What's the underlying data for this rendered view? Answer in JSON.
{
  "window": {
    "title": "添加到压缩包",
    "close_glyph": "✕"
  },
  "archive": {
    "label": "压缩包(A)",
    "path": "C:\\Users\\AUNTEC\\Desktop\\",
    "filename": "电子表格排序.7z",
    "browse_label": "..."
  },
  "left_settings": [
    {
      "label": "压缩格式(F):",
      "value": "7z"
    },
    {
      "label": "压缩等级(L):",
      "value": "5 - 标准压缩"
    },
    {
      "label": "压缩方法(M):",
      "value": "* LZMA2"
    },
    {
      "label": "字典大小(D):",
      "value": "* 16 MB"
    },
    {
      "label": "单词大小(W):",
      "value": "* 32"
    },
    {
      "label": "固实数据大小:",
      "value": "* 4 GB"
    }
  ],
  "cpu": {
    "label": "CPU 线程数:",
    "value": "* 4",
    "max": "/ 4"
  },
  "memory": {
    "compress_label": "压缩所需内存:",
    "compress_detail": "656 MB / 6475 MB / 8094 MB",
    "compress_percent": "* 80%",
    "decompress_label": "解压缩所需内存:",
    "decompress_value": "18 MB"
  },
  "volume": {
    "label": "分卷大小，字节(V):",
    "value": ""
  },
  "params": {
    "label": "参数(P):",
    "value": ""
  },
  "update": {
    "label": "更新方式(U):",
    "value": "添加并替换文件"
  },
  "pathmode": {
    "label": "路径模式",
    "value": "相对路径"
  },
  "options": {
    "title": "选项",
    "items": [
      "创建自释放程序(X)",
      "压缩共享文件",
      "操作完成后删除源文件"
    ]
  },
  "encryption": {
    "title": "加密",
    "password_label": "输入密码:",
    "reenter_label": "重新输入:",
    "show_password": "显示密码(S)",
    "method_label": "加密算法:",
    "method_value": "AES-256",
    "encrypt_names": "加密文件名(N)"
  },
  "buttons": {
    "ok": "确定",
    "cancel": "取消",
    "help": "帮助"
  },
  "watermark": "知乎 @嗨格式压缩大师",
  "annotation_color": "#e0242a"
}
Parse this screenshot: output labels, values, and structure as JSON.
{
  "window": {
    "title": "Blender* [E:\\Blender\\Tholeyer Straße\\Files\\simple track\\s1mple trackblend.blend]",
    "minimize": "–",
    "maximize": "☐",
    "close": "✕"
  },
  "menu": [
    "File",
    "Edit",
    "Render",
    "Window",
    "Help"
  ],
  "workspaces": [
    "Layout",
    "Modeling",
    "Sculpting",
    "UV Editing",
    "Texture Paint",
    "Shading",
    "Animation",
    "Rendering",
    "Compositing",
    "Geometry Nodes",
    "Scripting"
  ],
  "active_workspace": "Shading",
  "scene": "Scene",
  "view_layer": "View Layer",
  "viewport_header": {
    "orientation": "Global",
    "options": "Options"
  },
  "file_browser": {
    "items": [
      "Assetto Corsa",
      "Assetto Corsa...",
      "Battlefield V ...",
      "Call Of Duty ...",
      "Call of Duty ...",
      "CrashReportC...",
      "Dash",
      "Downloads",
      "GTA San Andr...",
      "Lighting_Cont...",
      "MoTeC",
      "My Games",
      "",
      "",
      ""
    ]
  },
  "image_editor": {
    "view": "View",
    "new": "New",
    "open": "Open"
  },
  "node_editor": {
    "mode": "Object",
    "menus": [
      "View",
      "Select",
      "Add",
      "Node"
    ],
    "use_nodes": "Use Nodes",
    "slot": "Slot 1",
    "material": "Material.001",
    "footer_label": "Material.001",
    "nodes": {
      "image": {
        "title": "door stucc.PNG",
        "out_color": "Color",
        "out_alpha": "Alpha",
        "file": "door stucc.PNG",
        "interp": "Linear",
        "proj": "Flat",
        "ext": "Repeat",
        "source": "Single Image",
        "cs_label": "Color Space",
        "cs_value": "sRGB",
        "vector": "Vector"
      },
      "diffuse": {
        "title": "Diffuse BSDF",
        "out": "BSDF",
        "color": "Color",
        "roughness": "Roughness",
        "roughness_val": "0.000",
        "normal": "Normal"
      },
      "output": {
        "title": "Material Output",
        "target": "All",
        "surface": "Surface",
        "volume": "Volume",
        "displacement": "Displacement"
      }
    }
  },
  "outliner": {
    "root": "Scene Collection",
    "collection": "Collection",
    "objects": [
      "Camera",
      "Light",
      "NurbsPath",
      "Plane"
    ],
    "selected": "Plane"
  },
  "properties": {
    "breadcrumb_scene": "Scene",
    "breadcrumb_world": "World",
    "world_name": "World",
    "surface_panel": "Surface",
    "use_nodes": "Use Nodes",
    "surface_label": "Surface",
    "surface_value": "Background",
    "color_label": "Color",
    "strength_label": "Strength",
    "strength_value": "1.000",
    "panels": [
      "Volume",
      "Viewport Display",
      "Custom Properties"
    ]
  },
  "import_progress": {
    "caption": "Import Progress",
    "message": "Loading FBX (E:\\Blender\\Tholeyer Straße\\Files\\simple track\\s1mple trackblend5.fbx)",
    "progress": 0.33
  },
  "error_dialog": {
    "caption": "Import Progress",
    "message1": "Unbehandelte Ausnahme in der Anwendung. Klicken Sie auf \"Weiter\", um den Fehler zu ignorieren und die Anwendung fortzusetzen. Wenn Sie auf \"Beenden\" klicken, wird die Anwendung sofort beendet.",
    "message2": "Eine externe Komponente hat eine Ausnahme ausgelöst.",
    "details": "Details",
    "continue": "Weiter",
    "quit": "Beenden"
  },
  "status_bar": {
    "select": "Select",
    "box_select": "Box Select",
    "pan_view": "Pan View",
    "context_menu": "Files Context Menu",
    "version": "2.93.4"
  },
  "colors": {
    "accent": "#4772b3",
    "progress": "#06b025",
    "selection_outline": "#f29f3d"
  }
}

══════════════════════════════

__YOUR GOAL__: Each line above must be reproduced exactly as it stands.

__COMPLETED EXERCISE__:
What's the underlying data for this rendered view? Answer in JSON.
{
  "window": {
    "title": "添加到压缩包",
    "close_glyph": "✕"
  },
  "archive": {
    "label": "压缩包(A)",
    "path": "C:\\Users\\AUNTEC\\Desktop\\",
    "filename": "电子表格排序.7z",
    "browse_label": "..."
  },
  "left_settings": [
    {
      "label": "压缩格式(F):",
      "value": "7z"
    },
    {
      "label": "压缩等级(L):",
      "value": "5 - 标准压缩"
    },
    {
      "label": "压缩方法(M):",
      "value": "* LZMA2"
    },
    {
      "label": "字典大小(D):",
      "value": "* 16 MB"
    },
    {
      "label": "单词大小(W):",
      "value": "* 32"
    },
    {
      "label": "固实数据大小:",
      "value": "* 4 GB"
    }
  ],
  "cpu": {
    "label": "CPU 线程数:",
    "value": "* 4",
    "max": "/ 4"
  },
  "memory": {
    "compress_label": "压缩所需内存:",
    "compress_detail": "656 MB / 6475 MB / 8094 MB",
    "compress_percent": "* 80%",
    "decompress_label": "解压缩所需内存:",
    "decompress_value": "18 MB"
  },
  "volume": {
    "label": "分卷大小，字节(V):",
    "value": ""
  },
  "params": {
    "label": "参数(P):",
    "value": ""
  },
  "update": {
    "label": "更新方式(U):",
    "value": "添加并替换文件"
  },
  "pathmode": {
    "label": "路径模式",
    "value": "相对路径"
  },
  "options": {
    "title": "选项",
    "items": [
      "创建自释放程序(X)",
      "压缩共享文件",
      "操作完成后删除源文件"
    ]
  },
  "encryption": {
    "title": "加密",
    "password_label": "输入密码:",
    "reenter_label": "重新输入:",
    "show_password": "显示密码(S)",
    "method_label": "加密算法:",
    "method_value": "AES-256",
    "encrypt_names": "加密文件名(N)"
  },
  "buttons": {
    "ok": "确定",
    "cancel": "取消",
    "help": "帮助"
  },
  "watermark": "知乎 @嗨格式压缩大师",
  "annotation_color": "#e0242a"
}
Parse this screenshot: output labels, values, and structure as JSON.
{
  "window": {
    "title": "Blender* [E:\\Blender\\Tholeyer Straße\\Files\\simple track\\s1mple trackblend.blend]",
    "minimize": "–",
    "maximize": "☐",
    "close": "✕"
  },
  "menu": [
    "File",
    "Edit",
    "Render",
    "Window",
    "Help"
  ],
  "workspaces": [
    "Layout",
    "Modeling",
    "Sculpting",
    "UV Editing",
    "Texture Paint",
    "Shading",
    "Animation",
    "Rendering",
    "Compositing",
    "Geometry Nodes",
    "Scripting"
  ],
  "active_workspace": "Shading",
  "scene": "Scene",
  "view_layer": "View Layer",
  "viewport_header": {
    "orientation": "Global",
    "options": "Options"
  },
  "file_browser": {
    "items": [
      "Assetto Corsa",
      "Assetto Corsa...",
      "Battlefield V ...",
      "Call Of Duty ...",
      "Call of Duty ...",
      "CrashReportC...",
      "Dash",
      "Downloads",
      "GTA San Andr...",
      "Lighting_Cont...",
      "MoTeC",
      "My Games",
      "",
      "",
      ""
    ]
  },
  "image_editor": {
    "view": "View",
    "new": "New",
    "open": "Open"
  },
  "node_editor": {
    "mode": "Object",
    "menus": [
      "View",
      "Select",
      "Add",
      "Node"
    ],
    "use_nodes": "Use Nodes",
    "slot": "Slot 1",
    "material": "Material.001",
    "footer_label": "Material.001",
    "nodes": {
      "image": {
        "title": "door stucc.PNG",
        "out_color": "Color",
        "out_alpha": "Alpha",
        "file": "door stucc.PNG",
        "interp": "Linear",
        "proj": "Flat",
        "ext": "Repeat",
        "source": "Single Image",
        "cs_label": "Color Space",
        "cs_value": "sRGB",
        "vector": "Vector"
      },
      "diffuse": {
        "title": "Diffuse BSDF",
        "out": "BSDF",
        "color": "Color",
        "roughness": "Roughness",
        "roughness_val": "0.000",
        "normal": "Normal"
      },
      "output": {
        "title": "Material Output",
        "target": "All",
        "surface": "Surface",
        "volume": "Volume",
        "displacement": "Displacement"
      }
    }
  },
  "outliner": {
    "root": "Scene Collection",
    "collection": "Collection",
    "objects": [
      "Camera",
      "Light",
      "NurbsPath",
      "Plane"
    ],
    "selected": "Plane"
  },
  "properties": {
    "breadcrumb_scene": "Scene",
    "breadcrumb_world": "World",
    "world_name": "World",
    "surface_panel": "Surface",
    "use_nodes": "Use Nodes",
    "surface_label": "Surface",
    "surface_value": "Background",
    "color_label": "Color",
    "strength_label": "Strength",
    "strength_value": "1.000",
    "panels": [
      "Volume",
      "Viewport Display",
      "Custom Properties"
    ]
  },
  "import_progress": {
    "caption": "Import Progress",
    "message": "Loading FBX (E:\\Blender\\Tholeyer Straße\\Files\\simple track\\s1mple trackblend5.fbx)",
    "progress": 0.33
  },
  "error_dialog": {
    "caption": "Import Progress",
    "message1": "Unbehandelte Ausnahme in der Anwendung. Klicken Sie auf \"Weiter\", um den Fehler zu ignorieren und die Anwendung fortzusetzen. Wenn Sie auf \"Beenden\" klicken, wird die Anwendung sofort beendet.",
    "message2": "Eine externe Komponente hat eine Ausnahme ausgelöst.",
    "details": "Details",
    "continue": "Weiter",
    "quit": "Beenden"
  },
  "status_bar": {
    "select": "Select",
    "box_select": "Box Select",
    "pan_view": "Pan View",
    "context_menu": "Files Context Menu",
    "version": "2.93.4"
  },
  "colors": {
    "accent": "#4772b3",
    "progress": "#06b025",
    "selection_outline": "#f29f3d"
  }
}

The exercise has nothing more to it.